[DATA SECTION]
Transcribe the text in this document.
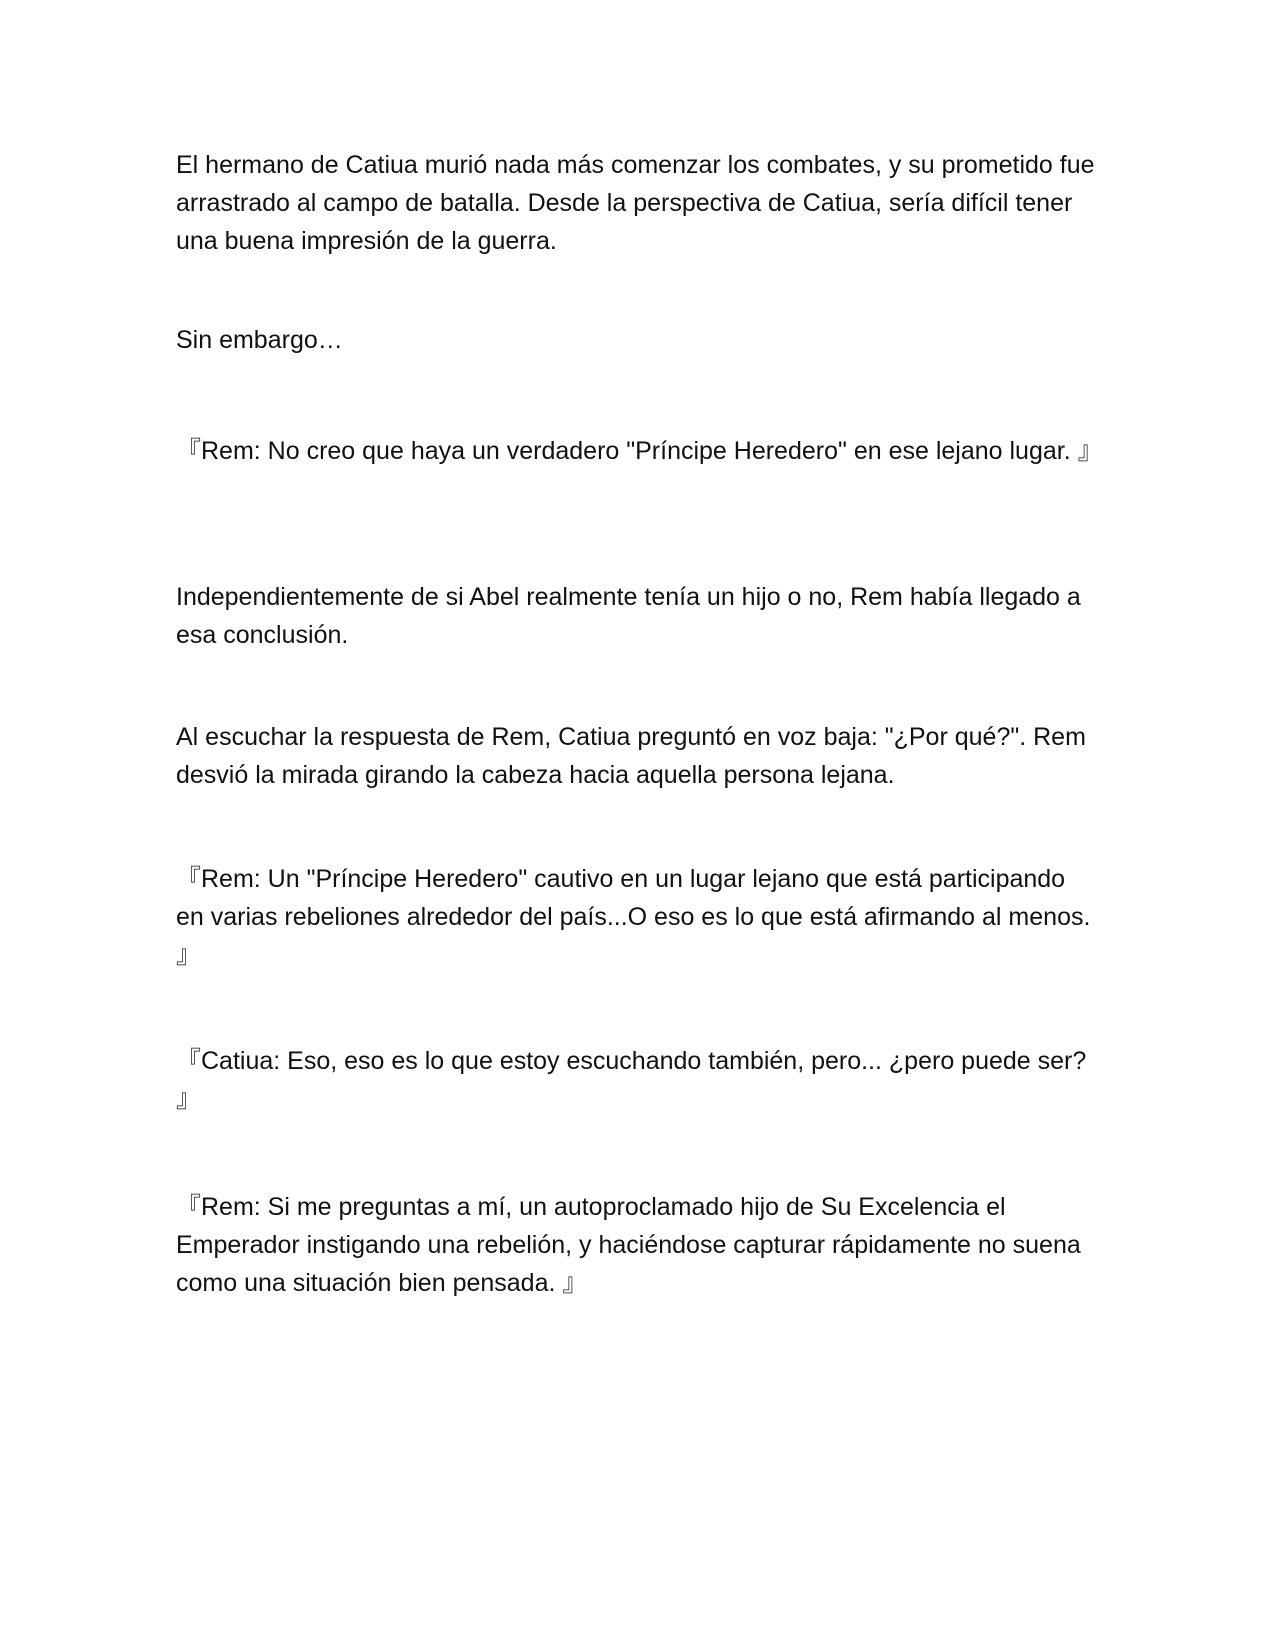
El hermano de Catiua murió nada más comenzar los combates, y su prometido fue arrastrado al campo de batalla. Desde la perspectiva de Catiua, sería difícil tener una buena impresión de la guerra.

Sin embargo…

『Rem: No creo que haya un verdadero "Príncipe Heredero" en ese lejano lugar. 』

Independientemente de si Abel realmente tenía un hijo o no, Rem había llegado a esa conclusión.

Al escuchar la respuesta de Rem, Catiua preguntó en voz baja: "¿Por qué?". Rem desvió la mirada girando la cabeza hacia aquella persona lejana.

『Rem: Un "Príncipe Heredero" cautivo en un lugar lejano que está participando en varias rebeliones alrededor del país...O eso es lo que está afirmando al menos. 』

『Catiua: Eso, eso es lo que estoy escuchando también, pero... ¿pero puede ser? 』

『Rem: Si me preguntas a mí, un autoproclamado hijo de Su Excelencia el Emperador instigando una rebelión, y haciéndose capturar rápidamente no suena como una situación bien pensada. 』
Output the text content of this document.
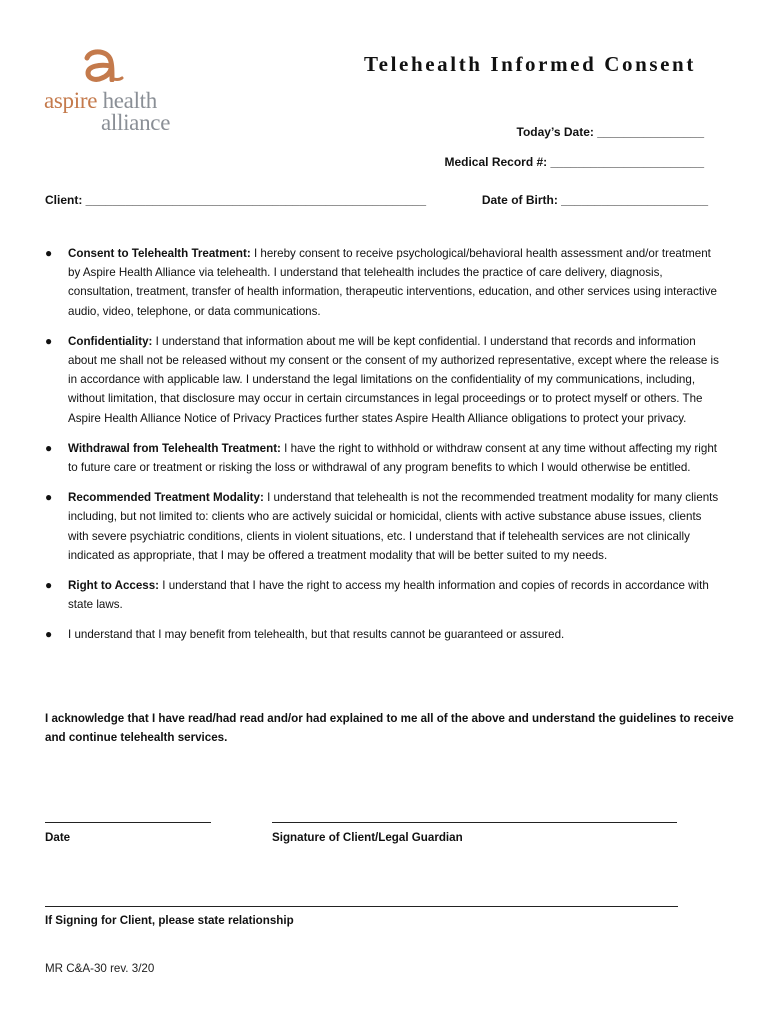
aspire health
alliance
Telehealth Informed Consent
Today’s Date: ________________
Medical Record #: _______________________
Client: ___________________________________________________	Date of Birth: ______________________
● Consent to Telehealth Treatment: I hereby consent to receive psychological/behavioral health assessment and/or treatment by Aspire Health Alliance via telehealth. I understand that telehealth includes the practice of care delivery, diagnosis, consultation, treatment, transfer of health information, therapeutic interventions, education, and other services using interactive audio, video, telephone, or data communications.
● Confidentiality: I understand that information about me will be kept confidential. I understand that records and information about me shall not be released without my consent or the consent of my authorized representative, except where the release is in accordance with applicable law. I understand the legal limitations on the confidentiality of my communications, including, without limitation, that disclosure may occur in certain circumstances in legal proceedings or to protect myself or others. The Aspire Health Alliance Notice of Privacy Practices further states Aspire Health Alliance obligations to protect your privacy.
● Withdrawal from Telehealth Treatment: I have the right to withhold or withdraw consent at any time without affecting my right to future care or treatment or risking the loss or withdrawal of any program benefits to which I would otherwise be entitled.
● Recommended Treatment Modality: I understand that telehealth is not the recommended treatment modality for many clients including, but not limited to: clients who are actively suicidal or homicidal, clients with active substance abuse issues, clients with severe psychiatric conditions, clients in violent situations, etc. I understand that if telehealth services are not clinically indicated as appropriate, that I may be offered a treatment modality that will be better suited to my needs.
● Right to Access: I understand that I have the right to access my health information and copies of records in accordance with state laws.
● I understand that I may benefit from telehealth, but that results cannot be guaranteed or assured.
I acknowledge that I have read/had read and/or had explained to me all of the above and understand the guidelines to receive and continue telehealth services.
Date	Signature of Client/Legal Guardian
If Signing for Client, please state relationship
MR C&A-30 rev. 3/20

==

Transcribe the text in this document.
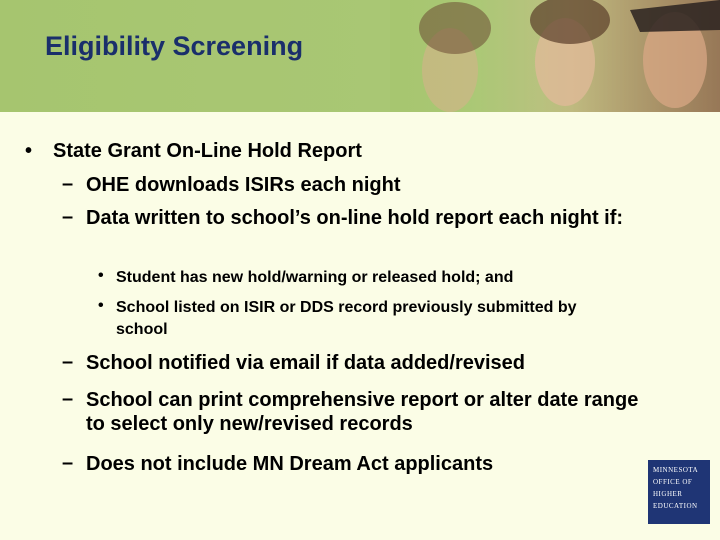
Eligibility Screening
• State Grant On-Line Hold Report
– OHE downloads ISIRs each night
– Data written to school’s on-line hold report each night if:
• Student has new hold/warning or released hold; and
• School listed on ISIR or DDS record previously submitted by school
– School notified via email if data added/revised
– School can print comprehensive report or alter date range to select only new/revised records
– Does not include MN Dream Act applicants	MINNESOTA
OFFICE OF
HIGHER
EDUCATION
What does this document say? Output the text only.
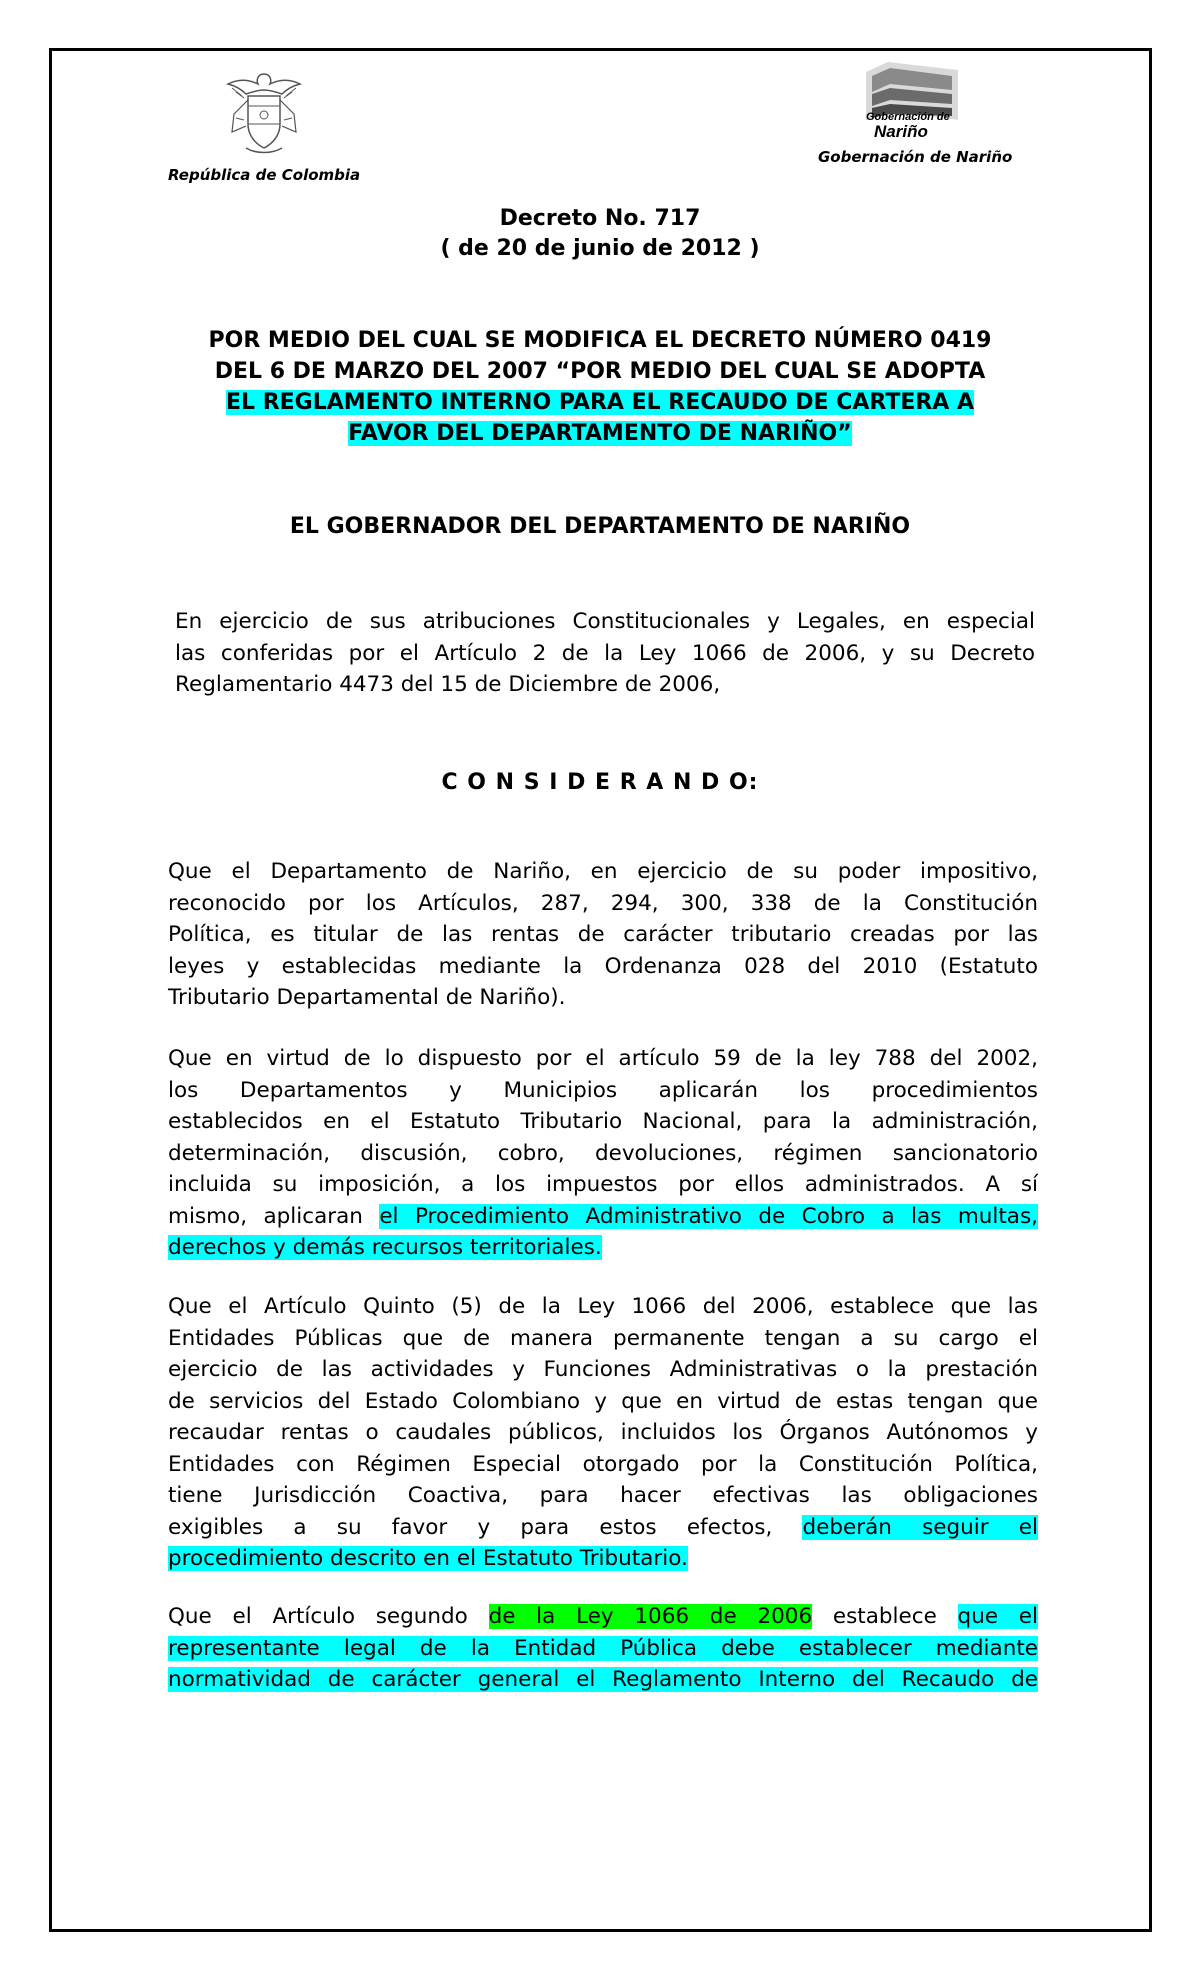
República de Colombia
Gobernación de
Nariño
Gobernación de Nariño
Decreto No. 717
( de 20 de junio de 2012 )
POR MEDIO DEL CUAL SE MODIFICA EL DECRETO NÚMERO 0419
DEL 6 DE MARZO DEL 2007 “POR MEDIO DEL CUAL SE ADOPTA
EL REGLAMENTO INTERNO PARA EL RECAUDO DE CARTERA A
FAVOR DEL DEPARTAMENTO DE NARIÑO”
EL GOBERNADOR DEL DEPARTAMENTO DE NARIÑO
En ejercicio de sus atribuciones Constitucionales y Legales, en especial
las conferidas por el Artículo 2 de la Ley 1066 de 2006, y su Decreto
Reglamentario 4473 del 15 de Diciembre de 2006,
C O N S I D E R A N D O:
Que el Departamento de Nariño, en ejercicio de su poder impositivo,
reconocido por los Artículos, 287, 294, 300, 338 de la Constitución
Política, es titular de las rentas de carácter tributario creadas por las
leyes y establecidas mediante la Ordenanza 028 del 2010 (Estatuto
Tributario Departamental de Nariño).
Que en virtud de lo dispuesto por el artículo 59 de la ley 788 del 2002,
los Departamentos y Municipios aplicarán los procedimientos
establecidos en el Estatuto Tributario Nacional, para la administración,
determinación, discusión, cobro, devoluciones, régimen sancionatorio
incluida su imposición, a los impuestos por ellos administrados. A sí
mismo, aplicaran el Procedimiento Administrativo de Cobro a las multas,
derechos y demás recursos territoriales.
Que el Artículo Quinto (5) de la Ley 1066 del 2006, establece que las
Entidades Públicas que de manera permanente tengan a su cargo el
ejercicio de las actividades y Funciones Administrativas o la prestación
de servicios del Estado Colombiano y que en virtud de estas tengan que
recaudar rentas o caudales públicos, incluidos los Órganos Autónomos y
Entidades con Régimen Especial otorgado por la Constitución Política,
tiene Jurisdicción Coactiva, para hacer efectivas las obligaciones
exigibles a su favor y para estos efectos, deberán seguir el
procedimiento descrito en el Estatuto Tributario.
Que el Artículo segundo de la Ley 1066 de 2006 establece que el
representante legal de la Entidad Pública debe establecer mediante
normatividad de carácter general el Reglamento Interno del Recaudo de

[REQUIREMENT] Each line above that holds the string "carácter" should be copied and shown.

[RESULT]
Política, es titular de las rentas de carácter tributario creadas por las
normatividad de carácter general el Reglamento Interno del Recaudo de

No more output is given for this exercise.